(What you are asked to do) Print each of the entries exactly, leaving nothing out.

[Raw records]
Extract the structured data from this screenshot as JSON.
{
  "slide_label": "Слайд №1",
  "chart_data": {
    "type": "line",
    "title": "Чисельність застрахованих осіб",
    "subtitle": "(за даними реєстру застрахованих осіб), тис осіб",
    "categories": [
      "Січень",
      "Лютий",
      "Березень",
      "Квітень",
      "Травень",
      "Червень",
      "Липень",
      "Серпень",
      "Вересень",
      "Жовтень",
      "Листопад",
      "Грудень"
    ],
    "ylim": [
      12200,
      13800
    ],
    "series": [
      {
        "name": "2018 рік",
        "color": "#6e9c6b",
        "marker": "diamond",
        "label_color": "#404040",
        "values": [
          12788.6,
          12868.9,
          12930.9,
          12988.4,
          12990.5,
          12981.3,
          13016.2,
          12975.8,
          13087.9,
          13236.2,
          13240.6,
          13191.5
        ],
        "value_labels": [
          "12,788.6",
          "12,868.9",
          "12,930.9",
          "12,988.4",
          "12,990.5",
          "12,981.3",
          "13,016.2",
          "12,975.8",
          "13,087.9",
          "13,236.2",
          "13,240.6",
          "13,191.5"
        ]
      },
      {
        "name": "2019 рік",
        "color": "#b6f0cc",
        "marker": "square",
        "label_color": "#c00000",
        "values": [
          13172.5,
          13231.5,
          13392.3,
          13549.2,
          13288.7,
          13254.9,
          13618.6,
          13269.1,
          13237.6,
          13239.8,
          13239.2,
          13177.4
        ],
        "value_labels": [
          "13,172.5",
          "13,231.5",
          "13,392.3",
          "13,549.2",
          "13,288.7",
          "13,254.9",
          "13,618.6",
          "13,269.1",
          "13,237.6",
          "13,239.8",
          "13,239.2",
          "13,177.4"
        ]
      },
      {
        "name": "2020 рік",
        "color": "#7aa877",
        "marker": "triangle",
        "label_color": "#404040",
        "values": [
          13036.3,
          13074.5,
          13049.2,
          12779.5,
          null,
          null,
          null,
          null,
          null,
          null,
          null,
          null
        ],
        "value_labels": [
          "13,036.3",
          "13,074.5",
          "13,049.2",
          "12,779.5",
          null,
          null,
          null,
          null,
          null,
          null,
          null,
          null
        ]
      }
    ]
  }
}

(Output)
Extract the structured data from this screenshot as JSON.
{
  "slide_label": "Слайд №1",
  "chart_data": {
    "type": "line",
    "title": "Чисельність застрахованих осіб",
    "subtitle": "(за даними реєстру застрахованих осіб), тис осіб",
    "categories": [
      "Січень",
      "Лютий",
      "Березень",
      "Квітень",
      "Травень",
      "Червень",
      "Липень",
      "Серпень",
      "Вересень",
      "Жовтень",
      "Листопад",
      "Грудень"
    ],
    "ylim": [
      12200,
      13800
    ],
    "series": [
      {
        "name": "2018 рік",
        "color": "#6e9c6b",
        "marker": "diamond",
        "label_color": "#404040",
        "values": [
          12788.6,
          12868.9,
          12930.9,
          12988.4,
          12990.5,
          12981.3,
          13016.2,
          12975.8,
          13087.9,
          13236.2,
          13240.6,
          13191.5
        ],
        "value_labels": [
          "12,788.6",
          "12,868.9",
          "12,930.9",
          "12,988.4",
          "12,990.5",
          "12,981.3",
          "13,016.2",
          "12,975.8",
          "13,087.9",
          "13,236.2",
          "13,240.6",
          "13,191.5"
        ]
      },
      {
        "name": "2019 рік",
        "color": "#b6f0cc",
        "marker": "square",
        "label_color": "#c00000",
        "values": [
          13172.5,
          13231.5,
          13392.3,
          13549.2,
          13288.7,
          13254.9,
          13618.6,
          13269.1,
          13237.6,
          13239.8,
          13239.2,
          13177.4
        ],
        "value_labels": [
          "13,172.5",
          "13,231.5",
          "13,392.3",
          "13,549.2",
          "13,288.7",
          "13,254.9",
          "13,618.6",
          "13,269.1",
          "13,237.6",
          "13,239.8",
          "13,239.2",
          "13,177.4"
        ]
      },
      {
        "name": "2020 рік",
        "color": "#7aa877",
        "marker": "triangle",
        "label_color": "#404040",
        "values": [
          13036.3,
          13074.5,
          13049.2,
          12779.5,
          null,
          null,
          null,
          null,
          null,
          null,
          null,
          null
        ],
        "value_labels": [
          "13,036.3",
          "13,074.5",
          "13,049.2",
          "12,779.5",
          null,
          null,
          null,
          null,
          null,
          null,
          null,
          null
        ]
      }
    ]
  }
}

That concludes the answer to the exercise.